- **To do**: In the data below, find every line that has the string "Arms", and copy it.

- **Data entries**:

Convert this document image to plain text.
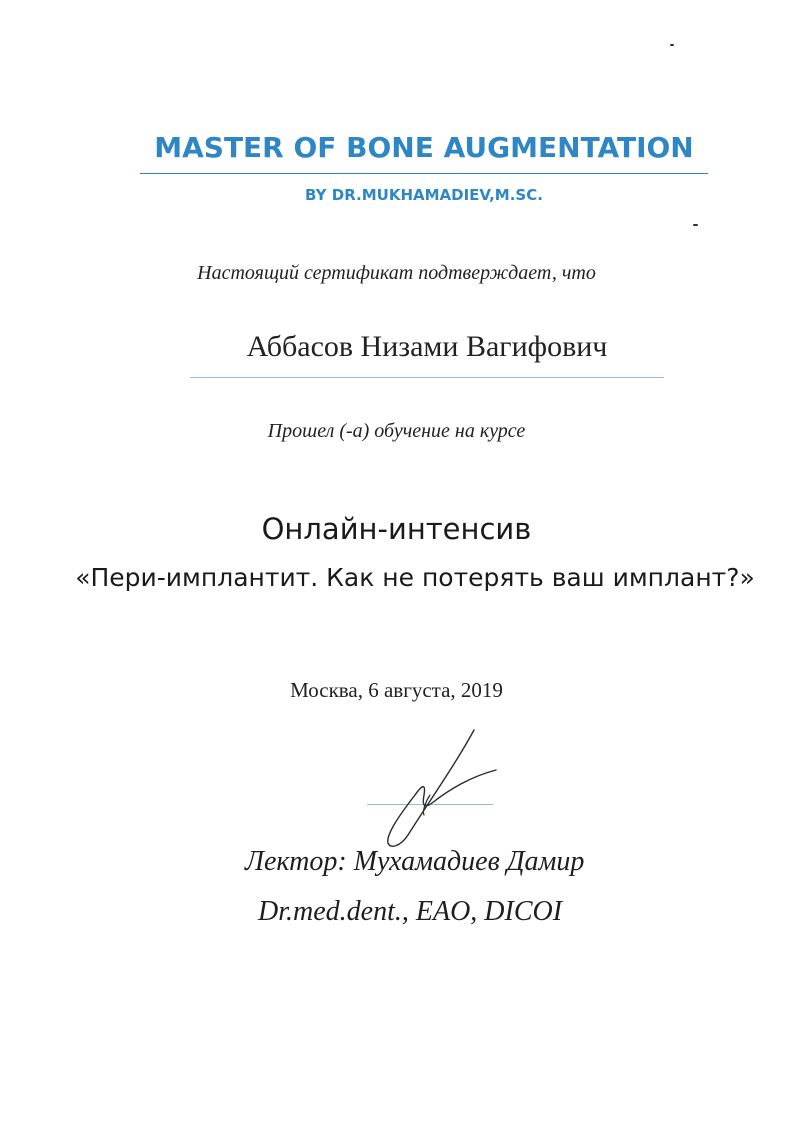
MASTER OF BONE AUGMENTATION
BY DR.MUKHAMADIEV,M.SC.
Настоящий сертификат подтверждает, что
Аббасов Низами Вагифович
Прошел (-а) обучение на курсе
Онлайн-интенсив
«Пери-имплантит. Как не потерять ваш имплант?»
Москва, 6 августа, 2019
Лектор: Мухамадиев Дамир
Dr.med.dent., EAO, DICOI
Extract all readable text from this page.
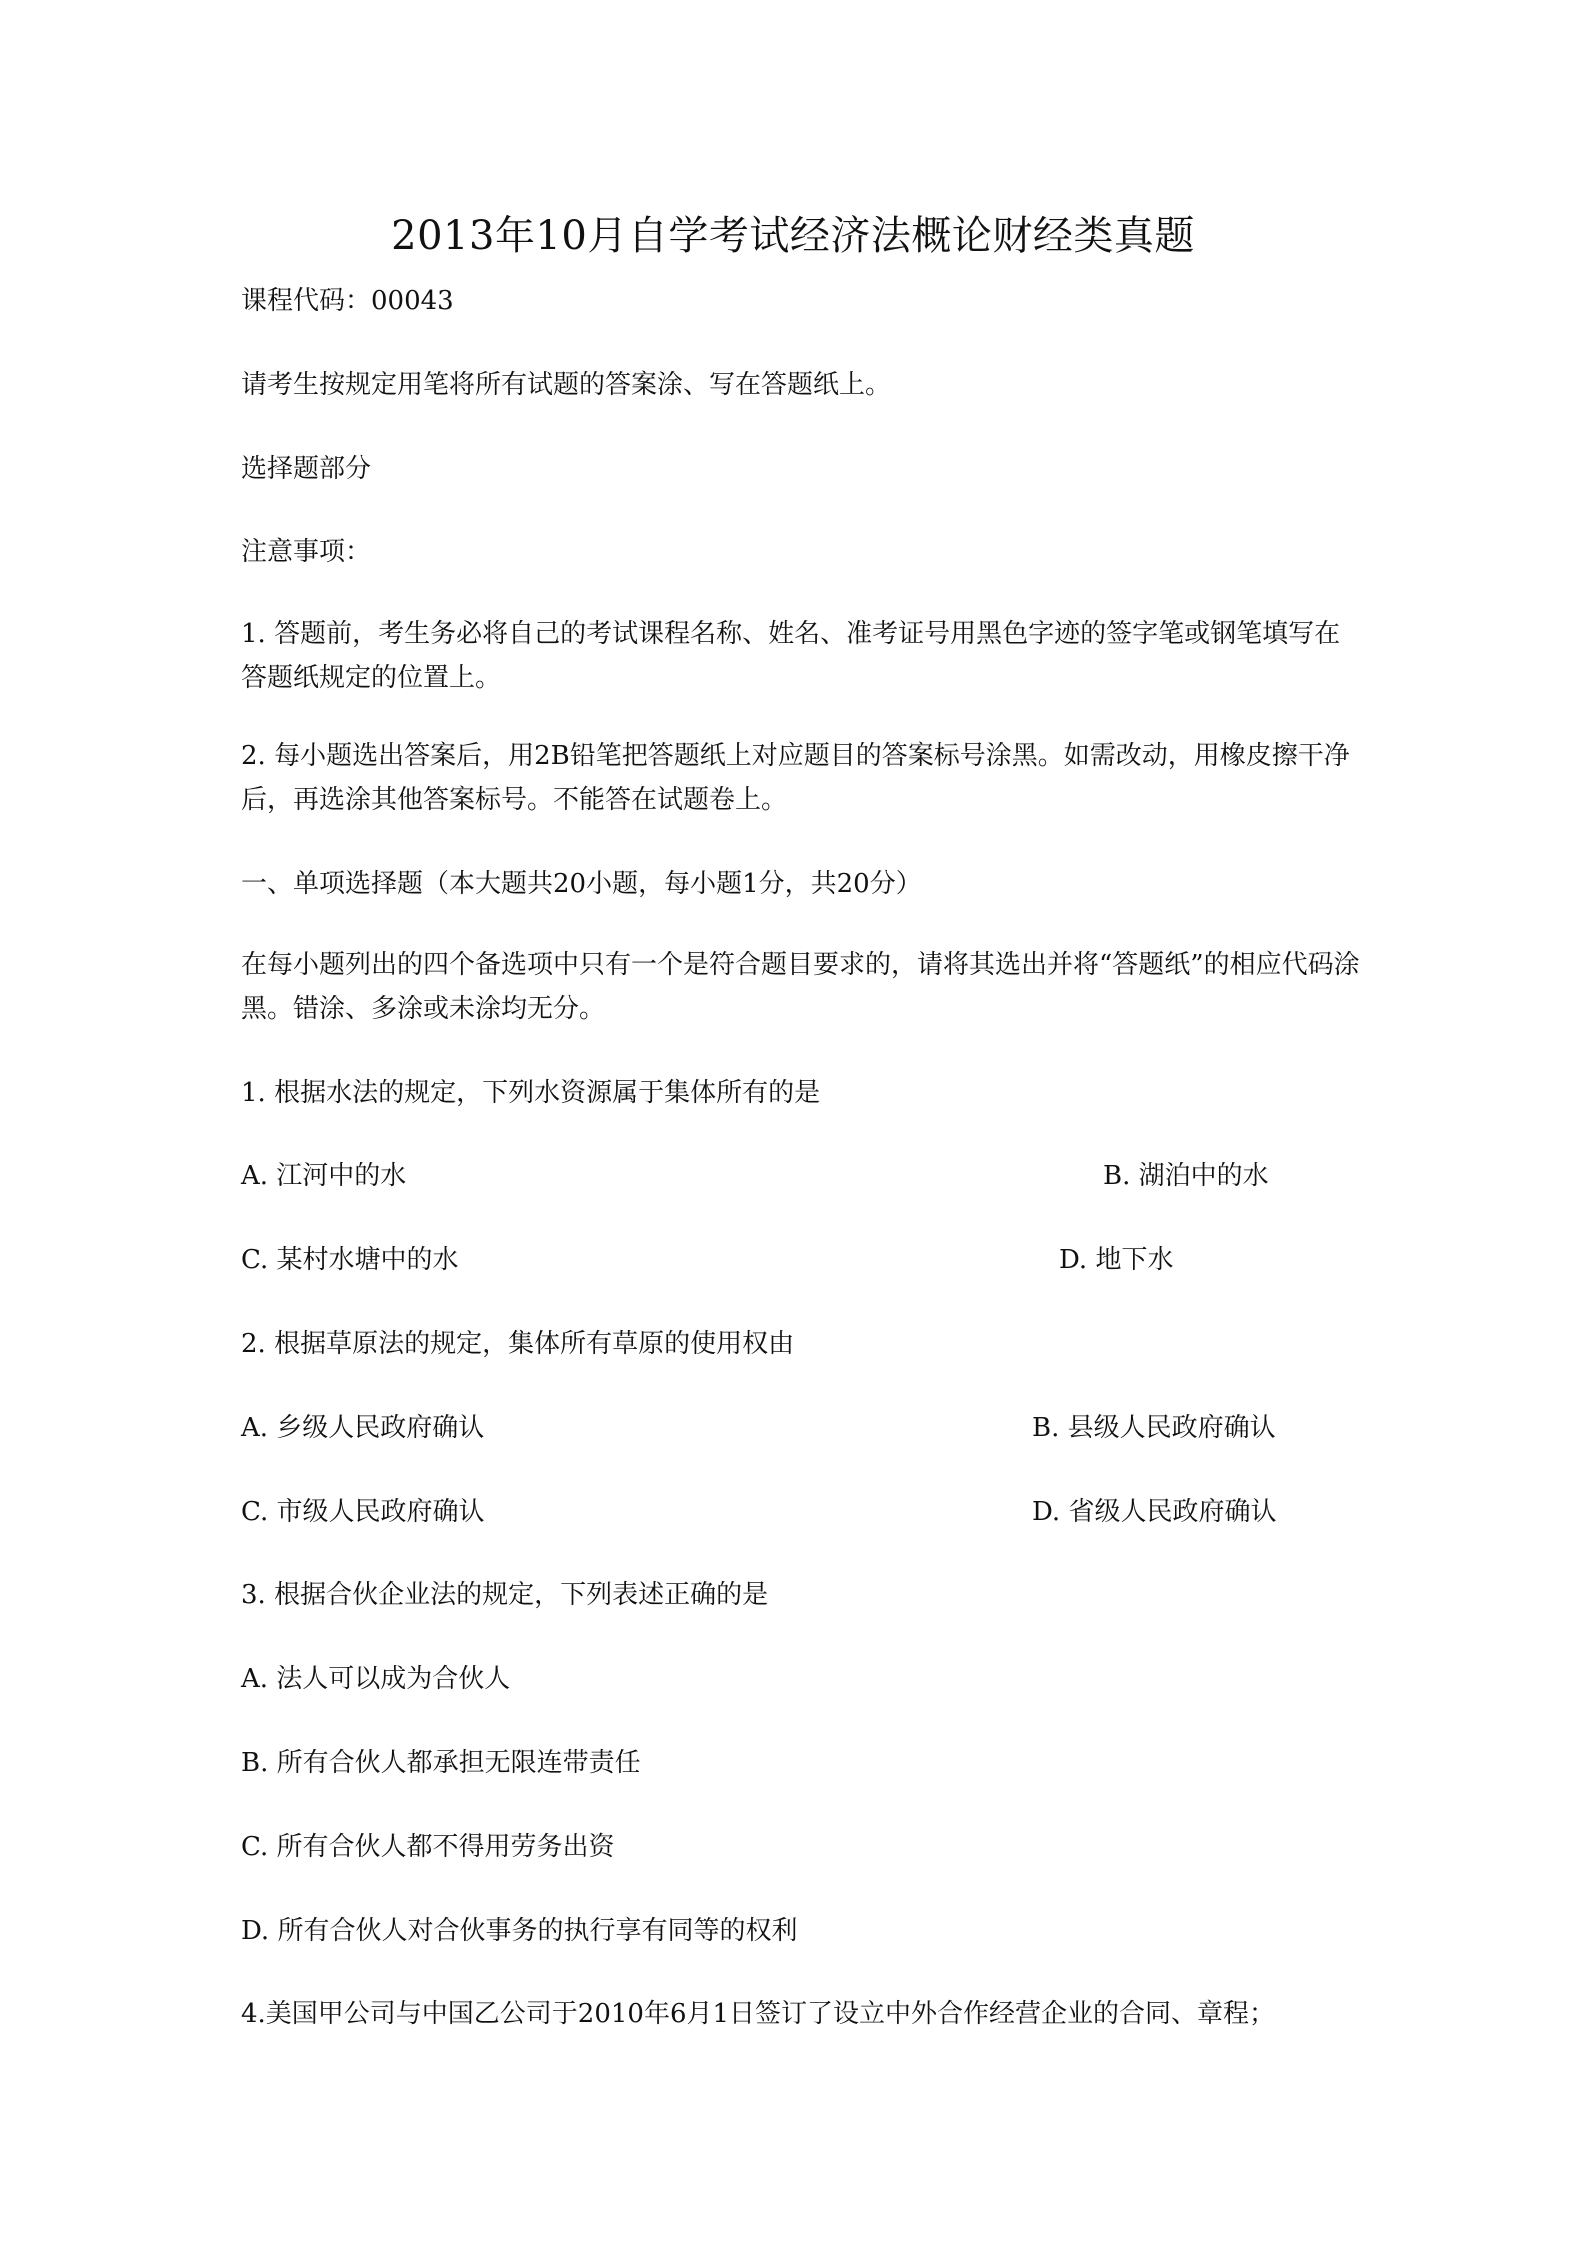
2013年10月自学考试经济法概论财经类真题
课程代码：00043
请考生按规定用笔将所有试题的答案涂、写在答题纸上。
选择题部分
注意事项：
1. 答题前，考生务必将自己的考试课程名称、姓名、准考证号用黑色字迹的签字笔或钢笔填写在答题纸规定的位置上。
2. 每小题选出答案后，用2B铅笔把答题纸上对应题目的答案标号涂黑。如需改动，用橡皮擦干净后，再选涂其他答案标号。不能答在试题卷上。
一、单项选择题（本大题共20小题，每小题1分，共20分）
在每小题列出的四个备选项中只有一个是符合题目要求的，请将其选出并将“答题纸”的相应代码涂黑。错涂、多涂或未涂均无分。
1. 根据水法的规定，下列水资源属于集体所有的是
A. 江河中的水	B. 湖泊中的水
C. 某村水塘中的水	D. 地下水
2. 根据草原法的规定，集体所有草原的使用权由
A. 乡级人民政府确认	B. 县级人民政府确认
C. 市级人民政府确认	D. 省级人民政府确认
3. 根据合伙企业法的规定，下列表述正确的是
A. 法人可以成为合伙人
B. 所有合伙人都承担无限连带责任
C. 所有合伙人都不得用劳务出资
D. 所有合伙人对合伙事务的执行享有同等的权利
4.美国甲公司与中国乙公司于2010年6月1日签订了设立中外合作经营企业的合同、章程；
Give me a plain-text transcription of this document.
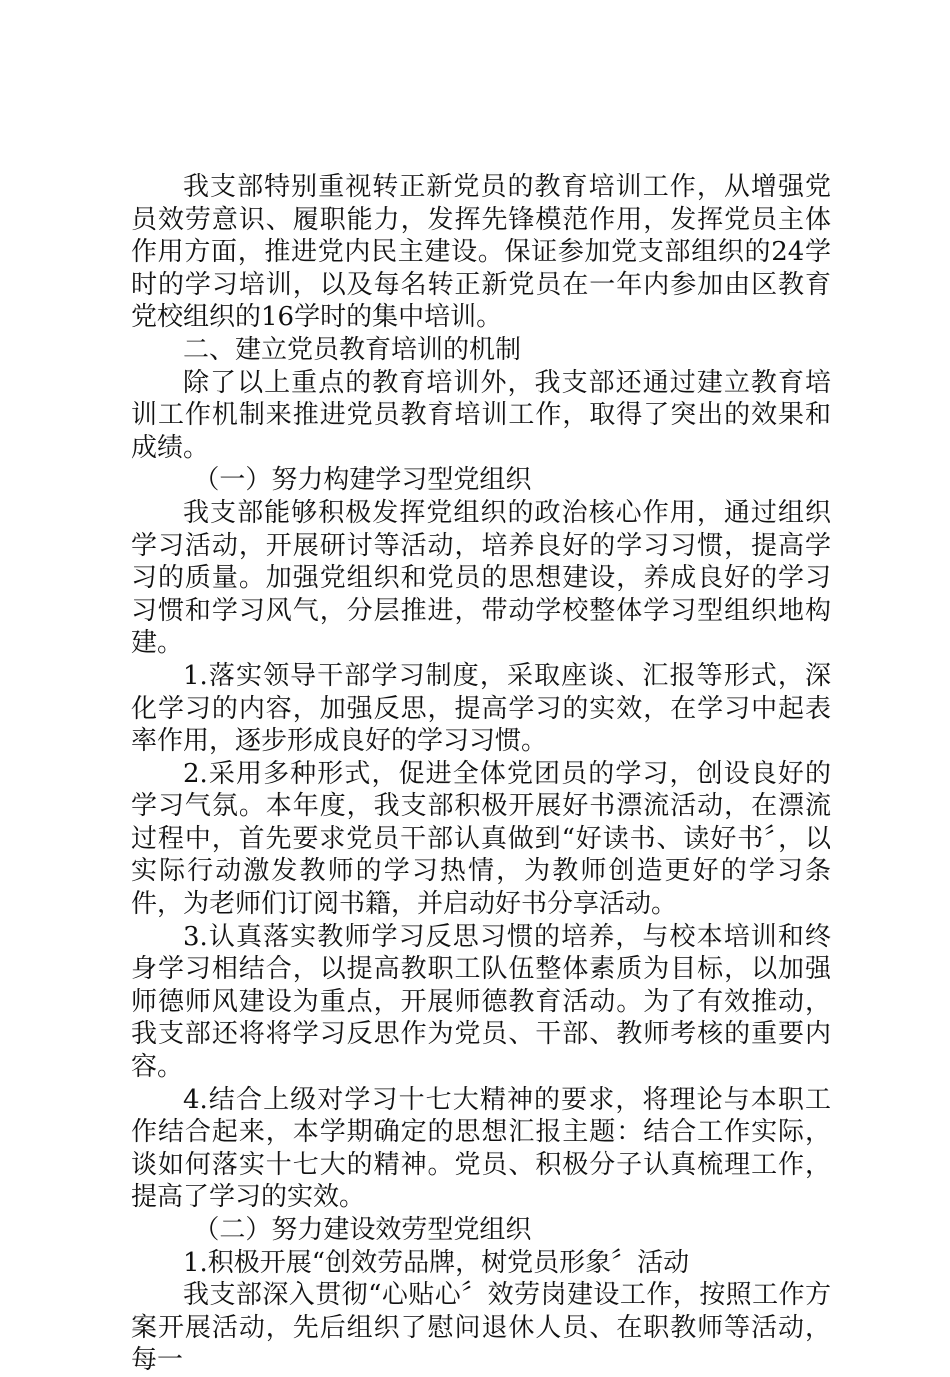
我支部特别重视转正新党员的教育培训工作，从增强党员效劳意识、履职能力，发挥先锋模范作用，发挥党员主体作用方面，推进党内民主建设。保证参加党支部组织的24学时的学习培训，以及每名转正新党员在一年内参加由区教育党校组织的16学时的集中培训。

二、建立党员教育培训的机制

除了以上重点的教育培训外，我支部还通过建立教育培训工作机制来推进党员教育培训工作，取得了突出的效果和成绩。

（一）努力构建学习型党组织

我支部能够积极发挥党组织的政治核心作用，通过组织学习活动，开展研讨等活动，培养良好的学习习惯，提高学习的质量。加强党组织和党员的思想建设，养成良好的学习习惯和学习风气，分层推进，带动学校整体学习型组织地构建。

1.落实领导干部学习制度，采取座谈、汇报等形式，深化学习的内容，加强反思，提高学习的实效，在学习中起表率作用，逐步形成良好的学习习惯。

2.采用多种形式，促进全体党团员的学习，创设良好的学习气氛。本年度，我支部积极开展好书漂流活动，在漂流过程中，首先要求党员干部认真做到“好读书、读好书〞，以实际行动激发教师的学习热情，为教师创造更好的学习条件，为老师们订阅书籍，并启动好书分享活动。

3.认真落实教师学习反思习惯的培养，与校本培训和终身学习相结合，以提高教职工队伍整体素质为目标，以加强师德师风建设为重点，开展师德教育活动。为了有效推动，我支部还将将学习反思作为党员、干部、教师考核的重要内容。

4.结合上级对学习十七大精神的要求，将理论与本职工作结合起来，本学期确定的思想汇报主题：结合工作实际，谈如何落实十七大的精神。党员、积极分子认真梳理工作，提高了学习的实效。

（二）努力建设效劳型党组织

1.积极开展“创效劳品牌，树党员形象〞活动

我支部深入贯彻“心贴心〞效劳岗建设工作，按照工作方案开展活动，先后组织了慰问退休人员、在职教师等活动，每一
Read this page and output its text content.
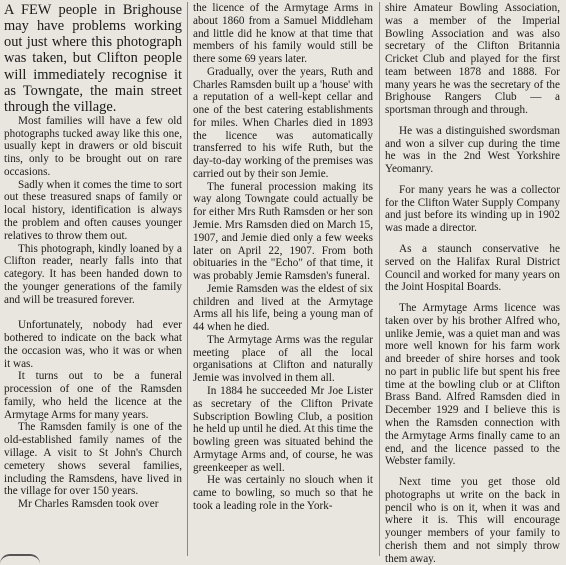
A FEW people in Brighouse may have problems working out just where this photograph was taken, but Clifton people will immediately recognise it as Towngate, the main street through the village.

Most families will have a few old photographs tucked away like this one, usually kept in drawers or old biscuit tins, only to be brought out on rare occasions.

Sadly when it comes the time to sort out these treasured snaps of family or local history, identification is always the problem and often causes younger relatives to throw them out.

This photograph, kindly loaned by a Clifton reader, nearly falls into that category. It has been handed down to the younger generations of the family and will be treasured forever.

Unfortunately, nobody had ever bothered to indicate on the back what the occasion was, who it was or when it was.

It turns out to be a funeral procession of one of the Ramsden family, who held the licence at the Armytage Arms for many years.

The Ramsden family is one of the old-established family names of the village. A visit to St John's Church cemetery shows several families, including the Ramsdens, have lived in the village for over 150 years.

Mr Charles Ramsden took over

the licence of the Armytage Arms in about 1860 from a Samuel Middleham and little did he know at that time that members of his family would still be there some 69 years later.

Gradually, over the years, Ruth and Charles Ramsden built up a 'house' with a reputation of a well-kept cellar and one of the best catering establishments for miles. When Charles died in 1893 the licence was automatically transferred to his wife Ruth, but the day-to-day working of the premises was carried out by their son Jemie.

The funeral procession making its way along Towngate could actually be for either Mrs Ruth Ramsden or her son Jemie. Mrs Ramsden died on March 15, 1907, and Jemie died only a few weeks later on April 22, 1907. From both obituaries in the "Echo" of that time, it was probably Jemie Ramsden's funeral.

Jemie Ramsden was the eldest of six children and lived at the Armytage Arms all his life, being a young man of 44 when he died.

The Armytage Arms was the regular meeting place of all the local organisations at Clifton and naturally Jemie was involved in them all.

In 1884 he succeeded Mr Joe Lister as secretary of the Clifton Private Subscription Bowling Club, a position he held up until he died. At this time the bowling green was situated behind the Armytage Arms and, of course, he was greenkeeper as well.

He was certainly no slouch when it came to bowling, so much so that he took a leading role in the York-

shire Amateur Bowling Association, was a member of the Imperial Bowling Association and was also secretary of the Clifton Britannia Cricket Club and played for the first team between 1878 and 1888. For many years he was the secretary of the Brighouse Rangers Club — a sportsman through and through.

He was a distinguished swordsman and won a silver cup during the time he was in the 2nd West Yorkshire Yeomanry.

For many years he was a collector for the Clifton Water Supply Company and just before its winding up in 1902 was made a director.

As a staunch conservative he served on the Halifax Rural District Council and worked for many years on the Joint Hospital Boards.

The Armytage Arms licence was taken over by his brother Alfred who, unlike Jemie, was a quiet man and was more well known for his farm work and breeder of shire horses and took no part in public life but spent his free time at the bowling club or at Clifton Brass Band. Alfred Ramsden died in December 1929 and I believe this is when the Ramsden connection with the Armytage Arms finally came to an end, and the licence passed to the Webster family.

Next time you get those old photographs ut write on the back in pencil who is on it, when it was and where it is. This will encourage younger members of your family to cherish them and not simply throw them away.
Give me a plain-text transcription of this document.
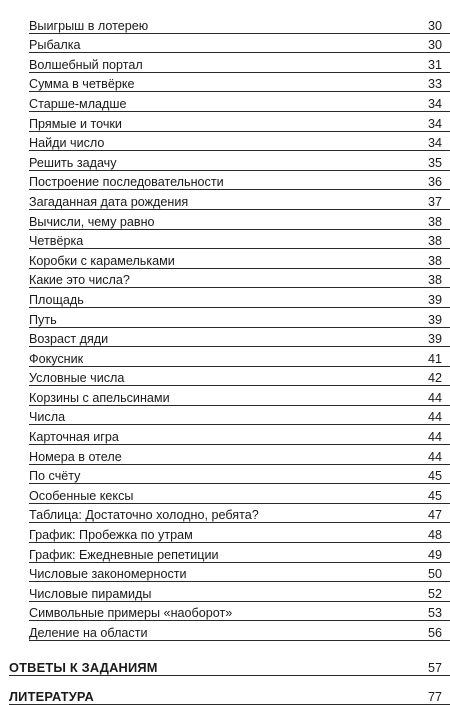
Выигрыш в лотерею	30
Рыбалка	30
Волшебный портал	31
Сумма в четвёрке	33
Старше-младше	34
Прямые и точки	34
Найди число	34
Решить задачу	35
Построение последовательности	36
Загаданная дата рождения	37
Вычисли, чему равно	38
Четвёрка	38
Коробки с карамельками	38
Какие это числа?	38
Площадь	39
Путь	39
Возраст дяди	39
Фокусник	41
Условные числа	42
Корзины с апельсинами	44
Числа	44
Карточная игра	44
Номера в отеле	44
По счёту	45
Особенные кексы	45
Таблица: Достаточно холодно, ребята?	47
График: Пробежка по утрам	48
График: Ежедневные репетиции	49
Числовые закономерности	50
Числовые пирамиды	52
Символьные примеры «наоборот»	53
Деление на области	56
ОТВЕТЫ К ЗАДАНИЯМ	57
ЛИТЕРАТУРА	77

- **Exercise answer**:
It turns out to be a funeral procession of one of the Ramsden family, who held the licence at the Armytage Arms for many years.
the licence of the Armytage Arms in about 1860 from a Samuel Middleham and little did he know at that time that members of his family would still be there some 69 years later.
Jemie Ramsden was the eldest of six children and lived at the Armytage Arms all his life, being a young man of 44 when he died.
The Armytage Arms was the regular meeting place of all the local organisations at Clifton and naturally Jemie was involved in them all.
In 1884 he succeeded Mr Joe Lister as secretary of the Clifton Private Subscription Bowling Club, a position he held up until he died. At this time the bowling green was situated behind the Armytage Arms and, of course, he was greenkeeper as well.
The Armytage Arms licence was taken over by his brother Alfred who, unlike Jemie, was a quiet man and was more well known for his farm work and breeder of shire horses and took no part in public life but spent his free time at the bowling club or at Clifton Brass Band. Alfred Ramsden died in December 1929 and I believe this is when the Ramsden connection with the Armytage Arms finally came to an end, and the licence passed to the Webster family.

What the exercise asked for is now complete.